— Problem description —
Reproduce the entries below in full, word for word.

— Working data —
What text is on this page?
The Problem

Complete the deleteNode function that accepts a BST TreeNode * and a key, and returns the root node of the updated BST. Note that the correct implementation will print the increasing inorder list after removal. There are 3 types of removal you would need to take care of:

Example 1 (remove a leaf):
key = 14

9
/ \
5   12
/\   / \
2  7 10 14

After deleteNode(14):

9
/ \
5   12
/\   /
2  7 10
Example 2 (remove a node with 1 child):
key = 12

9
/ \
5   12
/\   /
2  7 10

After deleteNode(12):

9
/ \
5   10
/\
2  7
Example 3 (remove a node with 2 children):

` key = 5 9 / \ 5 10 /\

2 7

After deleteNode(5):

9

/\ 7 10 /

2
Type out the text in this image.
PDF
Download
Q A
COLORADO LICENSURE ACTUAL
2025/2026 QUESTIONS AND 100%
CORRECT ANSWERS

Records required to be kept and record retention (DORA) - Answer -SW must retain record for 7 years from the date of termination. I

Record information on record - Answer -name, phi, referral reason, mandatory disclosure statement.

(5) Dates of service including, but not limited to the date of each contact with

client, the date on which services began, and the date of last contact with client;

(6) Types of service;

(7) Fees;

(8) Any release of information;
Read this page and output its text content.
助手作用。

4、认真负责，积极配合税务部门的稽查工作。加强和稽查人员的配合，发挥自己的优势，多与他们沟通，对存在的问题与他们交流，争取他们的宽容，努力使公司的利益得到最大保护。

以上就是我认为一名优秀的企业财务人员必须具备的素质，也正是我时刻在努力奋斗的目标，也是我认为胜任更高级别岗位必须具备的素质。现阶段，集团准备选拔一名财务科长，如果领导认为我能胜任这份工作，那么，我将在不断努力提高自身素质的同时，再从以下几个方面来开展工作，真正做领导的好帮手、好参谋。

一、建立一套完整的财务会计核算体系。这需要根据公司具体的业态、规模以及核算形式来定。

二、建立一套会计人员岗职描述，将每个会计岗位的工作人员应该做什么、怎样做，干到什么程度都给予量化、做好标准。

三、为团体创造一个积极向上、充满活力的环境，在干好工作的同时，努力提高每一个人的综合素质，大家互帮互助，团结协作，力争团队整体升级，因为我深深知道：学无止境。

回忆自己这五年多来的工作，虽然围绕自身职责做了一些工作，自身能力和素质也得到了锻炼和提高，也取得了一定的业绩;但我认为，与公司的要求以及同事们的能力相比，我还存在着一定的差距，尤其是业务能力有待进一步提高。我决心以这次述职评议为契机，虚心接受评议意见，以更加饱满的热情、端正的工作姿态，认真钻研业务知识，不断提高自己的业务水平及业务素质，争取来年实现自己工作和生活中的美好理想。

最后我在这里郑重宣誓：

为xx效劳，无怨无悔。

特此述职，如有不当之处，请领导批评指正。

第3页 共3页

— Completed exercise —
What text is on this page?
The Problem

Complete the deleteNode function that accepts a BST TreeNode * and a key, and returns the root node of the updated BST. Note that the correct implementation will print the increasing inorder list after removal. There are 3 types of removal you would need to take care of:

Example 1 (remove a leaf):
key = 14

9
/ \
5   12
/\   / \
2  7 10 14

After deleteNode(14):

9
/ \
5   12
/\   /
2  7 10
Example 2 (remove a node with 1 child):
key = 12

9
/ \
5   12
/\   /
2  7 10

After deleteNode(12):

9
/ \
5   10
/\
2  7
Example 3 (remove a node with 2 children):

` key = 5 9 / \ 5 10 /\

2 7

After deleteNode(5):

9

/\ 7 10 /

2
Type out the text in this image.
PDF
Download
Q A
COLORADO LICENSURE ACTUAL
2025/2026 QUESTIONS AND 100%
CORRECT ANSWERS

Records required to be kept and record retention (DORA) - Answer -SW must retain record for 7 years from the date of termination. I

Record information on record - Answer -name, phi, referral reason, mandatory disclosure statement.

(5) Dates of service including, but not limited to the date of each contact with

client, the date on which services began, and the date of last contact with client;

(6) Types of service;

(7) Fees;

(8) Any release of information;
Read this page and output its text content.
助手作用。

4、认真负责，积极配合税务部门的稽查工作。加强和稽查人员的配合，发挥自己的优势，多与他们沟通，对存在的问题与他们交流，争取他们的宽容，努力使公司的利益得到最大保护。

以上就是我认为一名优秀的企业财务人员必须具备的素质，也正是我时刻在努力奋斗的目标，也是我认为胜任更高级别岗位必须具备的素质。现阶段，集团准备选拔一名财务科长，如果领导认为我能胜任这份工作，那么，我将在不断努力提高自身素质的同时，再从以下几个方面来开展工作，真正做领导的好帮手、好参谋。

一、建立一套完整的财务会计核算体系。这需要根据公司具体的业态、规模以及核算形式来定。

二、建立一套会计人员岗职描述，将每个会计岗位的工作人员应该做什么、怎样做，干到什么程度都给予量化、做好标准。

三、为团体创造一个积极向上、充满活力的环境，在干好工作的同时，努力提高每一个人的综合素质，大家互帮互助，团结协作，力争团队整体升级，因为我深深知道：学无止境。

回忆自己这五年多来的工作，虽然围绕自身职责做了一些工作，自身能力和素质也得到了锻炼和提高，也取得了一定的业绩;但我认为，与公司的要求以及同事们的能力相比，我还存在着一定的差距，尤其是业务能力有待进一步提高。我决心以这次述职评议为契机，虚心接受评议意见，以更加饱满的热情、端正的工作姿态，认真钻研业务知识，不断提高自己的业务水平及业务素质，争取来年实现自己工作和生活中的美好理想。

最后我在这里郑重宣誓：

为xx效劳，无怨无悔。

特此述职，如有不当之处，请领导批评指正。

第3页 共3页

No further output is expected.